═════ Records for the exercise

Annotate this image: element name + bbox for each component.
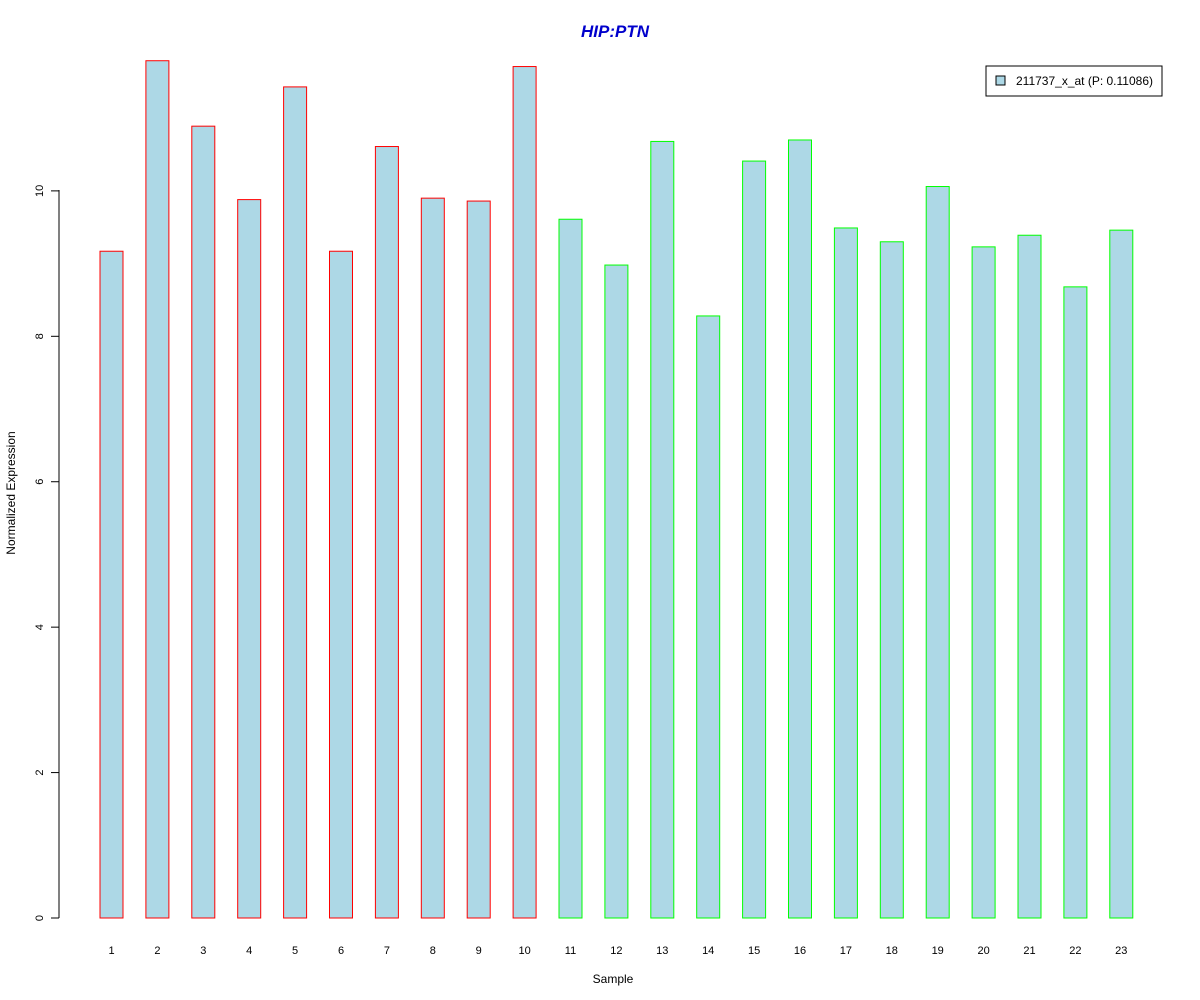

══════════
═════ Records for the exercise

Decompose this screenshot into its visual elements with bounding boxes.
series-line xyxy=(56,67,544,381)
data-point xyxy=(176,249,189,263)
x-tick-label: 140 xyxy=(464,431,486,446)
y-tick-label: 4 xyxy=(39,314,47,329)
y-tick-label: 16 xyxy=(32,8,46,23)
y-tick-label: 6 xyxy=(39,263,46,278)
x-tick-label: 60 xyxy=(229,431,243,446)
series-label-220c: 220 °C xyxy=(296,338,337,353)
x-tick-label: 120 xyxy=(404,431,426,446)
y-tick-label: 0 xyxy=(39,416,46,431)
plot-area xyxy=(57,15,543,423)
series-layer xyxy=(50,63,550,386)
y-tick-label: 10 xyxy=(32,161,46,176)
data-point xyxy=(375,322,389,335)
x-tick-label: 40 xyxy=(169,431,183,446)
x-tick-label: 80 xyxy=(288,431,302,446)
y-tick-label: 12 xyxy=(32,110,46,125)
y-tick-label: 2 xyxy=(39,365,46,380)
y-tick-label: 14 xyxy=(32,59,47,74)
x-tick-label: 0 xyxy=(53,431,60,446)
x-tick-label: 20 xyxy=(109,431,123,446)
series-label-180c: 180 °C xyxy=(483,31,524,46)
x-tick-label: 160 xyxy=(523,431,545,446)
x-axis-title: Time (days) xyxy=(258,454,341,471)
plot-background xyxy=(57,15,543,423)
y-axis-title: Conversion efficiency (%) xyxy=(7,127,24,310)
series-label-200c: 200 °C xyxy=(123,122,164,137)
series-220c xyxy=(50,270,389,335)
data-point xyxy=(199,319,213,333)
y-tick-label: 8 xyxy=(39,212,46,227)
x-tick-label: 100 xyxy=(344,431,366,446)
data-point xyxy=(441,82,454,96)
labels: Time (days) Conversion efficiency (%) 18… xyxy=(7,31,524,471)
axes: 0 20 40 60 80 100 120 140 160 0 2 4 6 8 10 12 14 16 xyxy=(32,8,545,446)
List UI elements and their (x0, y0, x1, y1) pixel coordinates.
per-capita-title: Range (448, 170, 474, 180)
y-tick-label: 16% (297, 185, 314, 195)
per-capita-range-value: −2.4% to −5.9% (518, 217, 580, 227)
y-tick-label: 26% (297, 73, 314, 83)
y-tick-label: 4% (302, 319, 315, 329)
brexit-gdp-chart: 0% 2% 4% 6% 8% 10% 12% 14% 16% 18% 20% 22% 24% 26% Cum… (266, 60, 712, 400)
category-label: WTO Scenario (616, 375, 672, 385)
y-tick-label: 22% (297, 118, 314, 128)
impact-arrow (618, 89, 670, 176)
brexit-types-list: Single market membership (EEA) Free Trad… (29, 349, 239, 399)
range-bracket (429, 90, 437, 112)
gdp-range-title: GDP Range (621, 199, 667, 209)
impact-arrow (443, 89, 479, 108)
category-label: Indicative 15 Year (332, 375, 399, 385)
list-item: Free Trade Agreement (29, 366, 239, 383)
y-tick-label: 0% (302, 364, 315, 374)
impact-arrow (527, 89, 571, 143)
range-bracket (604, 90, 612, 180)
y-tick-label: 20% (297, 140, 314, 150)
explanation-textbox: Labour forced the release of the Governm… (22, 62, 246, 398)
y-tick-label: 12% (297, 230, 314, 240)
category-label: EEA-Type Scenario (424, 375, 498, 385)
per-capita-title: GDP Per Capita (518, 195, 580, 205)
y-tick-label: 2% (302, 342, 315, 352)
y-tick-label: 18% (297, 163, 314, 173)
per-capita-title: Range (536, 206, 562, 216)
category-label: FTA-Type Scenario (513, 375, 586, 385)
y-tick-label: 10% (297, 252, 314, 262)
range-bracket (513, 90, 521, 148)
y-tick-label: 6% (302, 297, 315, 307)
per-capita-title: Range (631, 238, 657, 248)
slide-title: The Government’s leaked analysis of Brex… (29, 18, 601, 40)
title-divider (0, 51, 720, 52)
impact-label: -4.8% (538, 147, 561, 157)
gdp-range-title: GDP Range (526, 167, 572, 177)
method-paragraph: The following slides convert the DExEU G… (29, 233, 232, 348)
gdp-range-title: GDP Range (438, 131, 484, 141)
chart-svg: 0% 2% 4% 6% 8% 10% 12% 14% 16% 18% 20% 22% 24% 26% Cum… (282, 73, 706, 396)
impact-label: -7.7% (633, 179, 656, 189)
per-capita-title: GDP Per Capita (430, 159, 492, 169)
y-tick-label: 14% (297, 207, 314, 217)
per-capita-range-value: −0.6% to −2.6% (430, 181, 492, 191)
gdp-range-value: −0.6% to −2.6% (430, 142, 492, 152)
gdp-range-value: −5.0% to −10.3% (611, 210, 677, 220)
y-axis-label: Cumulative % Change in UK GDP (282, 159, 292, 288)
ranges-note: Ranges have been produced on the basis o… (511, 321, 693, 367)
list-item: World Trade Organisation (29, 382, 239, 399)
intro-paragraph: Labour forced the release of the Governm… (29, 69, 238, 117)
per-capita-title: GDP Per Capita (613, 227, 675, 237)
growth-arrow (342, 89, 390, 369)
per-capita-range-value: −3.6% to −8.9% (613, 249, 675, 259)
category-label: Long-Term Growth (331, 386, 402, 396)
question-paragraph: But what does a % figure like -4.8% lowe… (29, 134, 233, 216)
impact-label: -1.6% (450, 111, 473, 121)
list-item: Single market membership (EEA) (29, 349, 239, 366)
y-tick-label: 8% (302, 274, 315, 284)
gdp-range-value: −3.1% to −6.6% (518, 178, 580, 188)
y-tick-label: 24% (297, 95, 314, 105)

══════════
═════ Records for the exercise

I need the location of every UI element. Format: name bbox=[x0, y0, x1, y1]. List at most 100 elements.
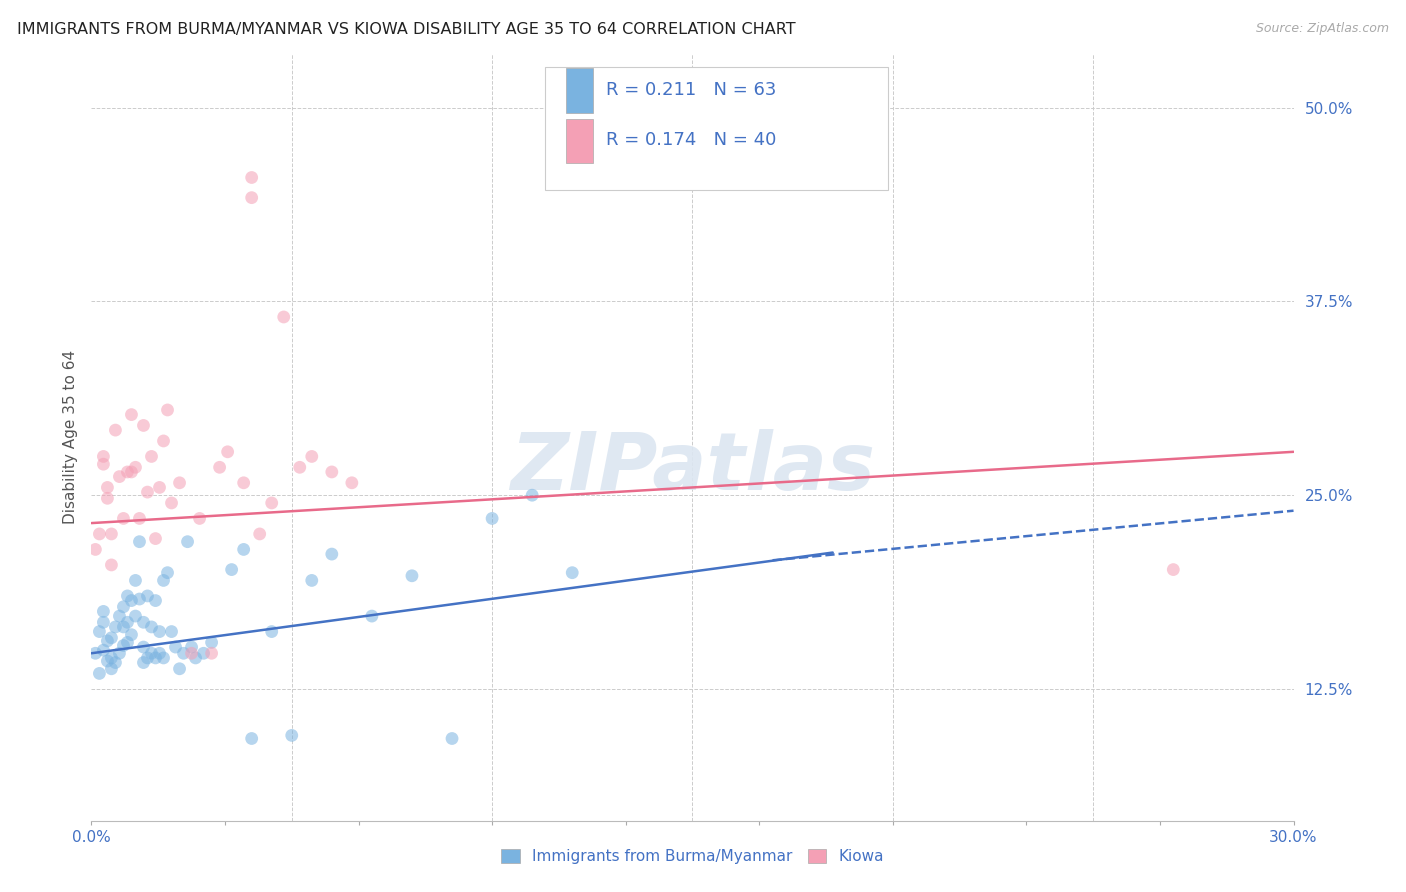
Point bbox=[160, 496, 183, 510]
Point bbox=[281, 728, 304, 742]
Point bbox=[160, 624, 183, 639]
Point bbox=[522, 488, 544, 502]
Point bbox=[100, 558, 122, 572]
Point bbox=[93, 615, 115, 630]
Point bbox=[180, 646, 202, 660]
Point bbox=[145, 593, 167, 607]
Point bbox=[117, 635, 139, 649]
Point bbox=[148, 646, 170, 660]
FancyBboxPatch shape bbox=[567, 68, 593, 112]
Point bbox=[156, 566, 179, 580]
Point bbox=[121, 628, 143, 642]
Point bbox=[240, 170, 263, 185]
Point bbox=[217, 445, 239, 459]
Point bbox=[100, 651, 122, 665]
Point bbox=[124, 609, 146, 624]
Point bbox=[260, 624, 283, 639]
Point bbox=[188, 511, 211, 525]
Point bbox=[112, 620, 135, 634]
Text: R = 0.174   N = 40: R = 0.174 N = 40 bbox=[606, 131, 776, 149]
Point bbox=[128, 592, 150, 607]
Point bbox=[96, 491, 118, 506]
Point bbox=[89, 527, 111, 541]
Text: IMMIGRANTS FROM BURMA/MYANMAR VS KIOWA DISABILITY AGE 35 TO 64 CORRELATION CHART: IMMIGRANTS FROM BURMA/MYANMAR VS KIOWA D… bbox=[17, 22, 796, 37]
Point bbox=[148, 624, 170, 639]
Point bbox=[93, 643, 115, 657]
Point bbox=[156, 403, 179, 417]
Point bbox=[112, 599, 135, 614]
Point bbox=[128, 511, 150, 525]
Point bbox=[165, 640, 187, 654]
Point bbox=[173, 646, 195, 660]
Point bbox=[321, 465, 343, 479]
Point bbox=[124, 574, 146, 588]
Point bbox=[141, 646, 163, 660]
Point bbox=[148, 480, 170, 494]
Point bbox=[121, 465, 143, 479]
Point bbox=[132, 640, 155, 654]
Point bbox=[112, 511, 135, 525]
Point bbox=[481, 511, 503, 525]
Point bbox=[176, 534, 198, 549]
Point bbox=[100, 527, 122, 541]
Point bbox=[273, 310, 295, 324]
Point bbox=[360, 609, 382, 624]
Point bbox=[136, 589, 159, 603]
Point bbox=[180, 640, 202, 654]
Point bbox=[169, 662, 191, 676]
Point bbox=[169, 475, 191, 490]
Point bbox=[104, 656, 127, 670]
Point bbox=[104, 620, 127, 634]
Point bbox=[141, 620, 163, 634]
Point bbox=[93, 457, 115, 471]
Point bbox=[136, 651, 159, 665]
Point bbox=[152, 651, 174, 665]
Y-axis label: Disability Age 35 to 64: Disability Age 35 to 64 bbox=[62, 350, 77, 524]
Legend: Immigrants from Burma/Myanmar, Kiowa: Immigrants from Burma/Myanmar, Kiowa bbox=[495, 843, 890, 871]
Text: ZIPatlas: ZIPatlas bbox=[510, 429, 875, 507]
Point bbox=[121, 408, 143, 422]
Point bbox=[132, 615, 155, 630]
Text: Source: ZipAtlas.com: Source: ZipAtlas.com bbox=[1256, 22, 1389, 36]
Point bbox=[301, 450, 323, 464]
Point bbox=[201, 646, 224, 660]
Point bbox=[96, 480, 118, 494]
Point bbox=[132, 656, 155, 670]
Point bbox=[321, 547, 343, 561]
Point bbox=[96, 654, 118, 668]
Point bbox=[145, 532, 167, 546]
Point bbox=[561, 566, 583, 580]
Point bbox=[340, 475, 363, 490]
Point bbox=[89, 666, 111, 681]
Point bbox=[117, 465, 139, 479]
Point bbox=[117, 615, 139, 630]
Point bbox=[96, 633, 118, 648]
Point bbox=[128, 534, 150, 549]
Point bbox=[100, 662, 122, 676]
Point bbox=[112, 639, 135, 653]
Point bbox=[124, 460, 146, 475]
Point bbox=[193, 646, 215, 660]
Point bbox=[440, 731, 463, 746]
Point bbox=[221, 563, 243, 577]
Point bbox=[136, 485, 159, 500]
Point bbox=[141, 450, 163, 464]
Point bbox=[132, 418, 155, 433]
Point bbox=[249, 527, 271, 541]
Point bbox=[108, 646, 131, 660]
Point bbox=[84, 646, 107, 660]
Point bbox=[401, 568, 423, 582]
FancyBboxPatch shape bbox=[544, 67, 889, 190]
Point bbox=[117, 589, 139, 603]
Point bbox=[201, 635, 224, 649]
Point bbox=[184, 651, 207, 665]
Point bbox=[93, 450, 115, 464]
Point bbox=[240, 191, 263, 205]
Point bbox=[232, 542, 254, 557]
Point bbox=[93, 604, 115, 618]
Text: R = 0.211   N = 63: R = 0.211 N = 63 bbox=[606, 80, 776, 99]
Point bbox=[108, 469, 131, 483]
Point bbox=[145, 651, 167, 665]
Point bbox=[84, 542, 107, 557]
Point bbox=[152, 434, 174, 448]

══════════

What you have to do:
Please recast the lines between the one holding "I need the location" and the one holding "Point bbox=[148, 624, 170, 639]", inclusive, as a Markdown table with the columns Row and Entry. Number each line in Row, and leave out blank lines and pictures.

The solution:
| Row | Entry |
|---|---|
| 1 | I need the location of every UI element. Format: name bbox=[x0, y0, x1, y1]. List at most 100 elements. |
| 2 | Point bbox=[160, 496, 183, 510] |
| 3 | Point bbox=[281, 728, 304, 742] |
| 4 | Point bbox=[160, 624, 183, 639] |
| 5 | Point bbox=[522, 488, 544, 502] |
| 6 | Point bbox=[100, 558, 122, 572] |
| 7 | Point bbox=[93, 615, 115, 630] |
| 8 | Point bbox=[180, 646, 202, 660] |
| 9 | Point bbox=[145, 593, 167, 607] |
| 10 | Point bbox=[117, 635, 139, 649] |
| 11 | Point bbox=[148, 646, 170, 660] |
| 12 | FancyBboxPatch shape bbox=[567, 68, 593, 112] |
| 13 | Point bbox=[156, 566, 179, 580] |
| 14 | Point bbox=[121, 628, 143, 642] |
| 15 | Point bbox=[240, 170, 263, 185] |
| 16 | Point bbox=[217, 445, 239, 459] |
| 17 | Point bbox=[100, 651, 122, 665] |
| 18 | Point bbox=[124, 609, 146, 624] |
| 19 | Point bbox=[260, 624, 283, 639] |
| 20 | Point bbox=[188, 511, 211, 525] |
| 21 | Point bbox=[112, 620, 135, 634] |
| 22 | Text: R = 0.174   N = 40: R = 0.174 N = 40 bbox=[606, 131, 776, 149] |
| 23 | Point bbox=[128, 592, 150, 607] |
| 24 | Point bbox=[96, 491, 118, 506] |
| 25 | Point bbox=[89, 527, 111, 541] |
| 26 | Text: IMMIGRANTS FROM BURMA/MYANMAR VS KIOWA DISABILITY AGE 35 TO 64 CORRELATION CHART: IMMIGRANTS FROM BURMA/MYANMAR VS KIOWA D… bbox=[17, 22, 796, 37] |
| 27 | Point bbox=[148, 624, 170, 639] |